(begin)
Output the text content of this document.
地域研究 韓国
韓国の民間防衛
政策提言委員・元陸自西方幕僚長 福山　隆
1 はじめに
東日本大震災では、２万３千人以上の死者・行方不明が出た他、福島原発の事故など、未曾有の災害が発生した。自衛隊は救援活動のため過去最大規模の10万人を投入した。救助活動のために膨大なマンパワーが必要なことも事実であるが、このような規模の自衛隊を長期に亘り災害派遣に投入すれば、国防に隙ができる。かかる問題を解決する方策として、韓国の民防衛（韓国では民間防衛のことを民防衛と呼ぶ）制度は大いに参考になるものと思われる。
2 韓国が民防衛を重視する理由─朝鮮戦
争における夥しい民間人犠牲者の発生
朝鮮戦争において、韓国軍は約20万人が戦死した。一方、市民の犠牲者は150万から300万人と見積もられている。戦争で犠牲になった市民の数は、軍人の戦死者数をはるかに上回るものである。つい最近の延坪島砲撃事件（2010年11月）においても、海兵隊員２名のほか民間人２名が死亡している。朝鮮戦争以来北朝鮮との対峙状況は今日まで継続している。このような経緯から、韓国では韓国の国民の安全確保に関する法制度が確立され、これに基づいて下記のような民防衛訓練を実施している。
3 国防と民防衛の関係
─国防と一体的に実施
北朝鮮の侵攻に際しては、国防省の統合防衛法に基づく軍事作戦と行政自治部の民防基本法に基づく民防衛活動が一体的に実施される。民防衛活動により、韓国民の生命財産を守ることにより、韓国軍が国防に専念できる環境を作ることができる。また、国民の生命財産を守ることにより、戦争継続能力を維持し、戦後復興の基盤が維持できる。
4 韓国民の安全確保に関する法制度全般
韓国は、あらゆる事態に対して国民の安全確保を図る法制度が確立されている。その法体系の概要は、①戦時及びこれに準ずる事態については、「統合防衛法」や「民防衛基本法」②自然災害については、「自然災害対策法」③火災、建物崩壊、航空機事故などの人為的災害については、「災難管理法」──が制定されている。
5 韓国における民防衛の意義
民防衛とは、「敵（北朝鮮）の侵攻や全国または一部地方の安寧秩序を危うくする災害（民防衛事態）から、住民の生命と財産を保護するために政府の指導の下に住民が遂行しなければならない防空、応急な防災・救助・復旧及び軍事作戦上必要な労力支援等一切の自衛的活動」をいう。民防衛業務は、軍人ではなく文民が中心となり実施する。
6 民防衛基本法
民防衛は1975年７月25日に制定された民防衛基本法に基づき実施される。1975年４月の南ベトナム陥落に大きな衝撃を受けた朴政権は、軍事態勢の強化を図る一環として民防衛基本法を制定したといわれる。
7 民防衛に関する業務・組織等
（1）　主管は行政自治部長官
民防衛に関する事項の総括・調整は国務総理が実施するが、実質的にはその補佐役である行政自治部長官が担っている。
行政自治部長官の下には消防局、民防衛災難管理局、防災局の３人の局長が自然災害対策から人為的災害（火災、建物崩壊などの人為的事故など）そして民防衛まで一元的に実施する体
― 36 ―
(end)
- [EXERCISE AIM] Reproduce the data in full, exactly as presented.

- [THE RESULT]
Output the text content of this document.
地域研究 韓国
韓国の民間防衛
政策提言委員・元陸自西方幕僚長 福山　隆
1 はじめに
東日本大震災では、２万３千人以上の死者・行方不明が出た他、福島原発の事故など、未曾有の災害が発生した。自衛隊は救援活動のため過去最大規模の10万人を投入した。救助活動のために膨大なマンパワーが必要なことも事実であるが、このような規模の自衛隊を長期に亘り災害派遣に投入すれば、国防に隙ができる。かかる問題を解決する方策として、韓国の民防衛（韓国では民間防衛のことを民防衛と呼ぶ）制度は大いに参考になるものと思われる。
2 韓国が民防衛を重視する理由─朝鮮戦
争における夥しい民間人犠牲者の発生
朝鮮戦争において、韓国軍は約20万人が戦死した。一方、市民の犠牲者は150万から300万人と見積もられている。戦争で犠牲になった市民の数は、軍人の戦死者数をはるかに上回るものである。つい最近の延坪島砲撃事件（2010年11月）においても、海兵隊員２名のほか民間人２名が死亡している。朝鮮戦争以来北朝鮮との対峙状況は今日まで継続している。このような経緯から、韓国では韓国の国民の安全確保に関する法制度が確立され、これに基づいて下記のような民防衛訓練を実施している。
3 国防と民防衛の関係
─国防と一体的に実施
北朝鮮の侵攻に際しては、国防省の統合防衛法に基づく軍事作戦と行政自治部の民防基本法に基づく民防衛活動が一体的に実施される。民防衛活動により、韓国民の生命財産を守ることにより、韓国軍が国防に専念できる環境を作ることができる。また、国民の生命財産を守ることにより、戦争継続能力を維持し、戦後復興の基盤が維持できる。
4 韓国民の安全確保に関する法制度全般
韓国は、あらゆる事態に対して国民の安全確保を図る法制度が確立されている。その法体系の概要は、①戦時及びこれに準ずる事態については、「統合防衛法」や「民防衛基本法」②自然災害については、「自然災害対策法」③火災、建物崩壊、航空機事故などの人為的災害については、「災難管理法」──が制定されている。
5 韓国における民防衛の意義
民防衛とは、「敵（北朝鮮）の侵攻や全国または一部地方の安寧秩序を危うくする災害（民防衛事態）から、住民の生命と財産を保護するために政府の指導の下に住民が遂行しなければならない防空、応急な防災・救助・復旧及び軍事作戦上必要な労力支援等一切の自衛的活動」をいう。民防衛業務は、軍人ではなく文民が中心となり実施する。
6 民防衛基本法
民防衛は1975年７月25日に制定された民防衛基本法に基づき実施される。1975年４月の南ベトナム陥落に大きな衝撃を受けた朴政権は、軍事態勢の強化を図る一環として民防衛基本法を制定したといわれる。
7 民防衛に関する業務・組織等
（1）　主管は行政自治部長官
民防衛に関する事項の総括・調整は国務総理が実施するが、実質的にはその補佐役である行政自治部長官が担っている。
行政自治部長官の下には消防局、民防衛災難管理局、防災局の３人の局長が自然災害対策から人為的災害（火災、建物崩壊などの人為的事故など）そして民防衛まで一元的に実施する体
― 36 ―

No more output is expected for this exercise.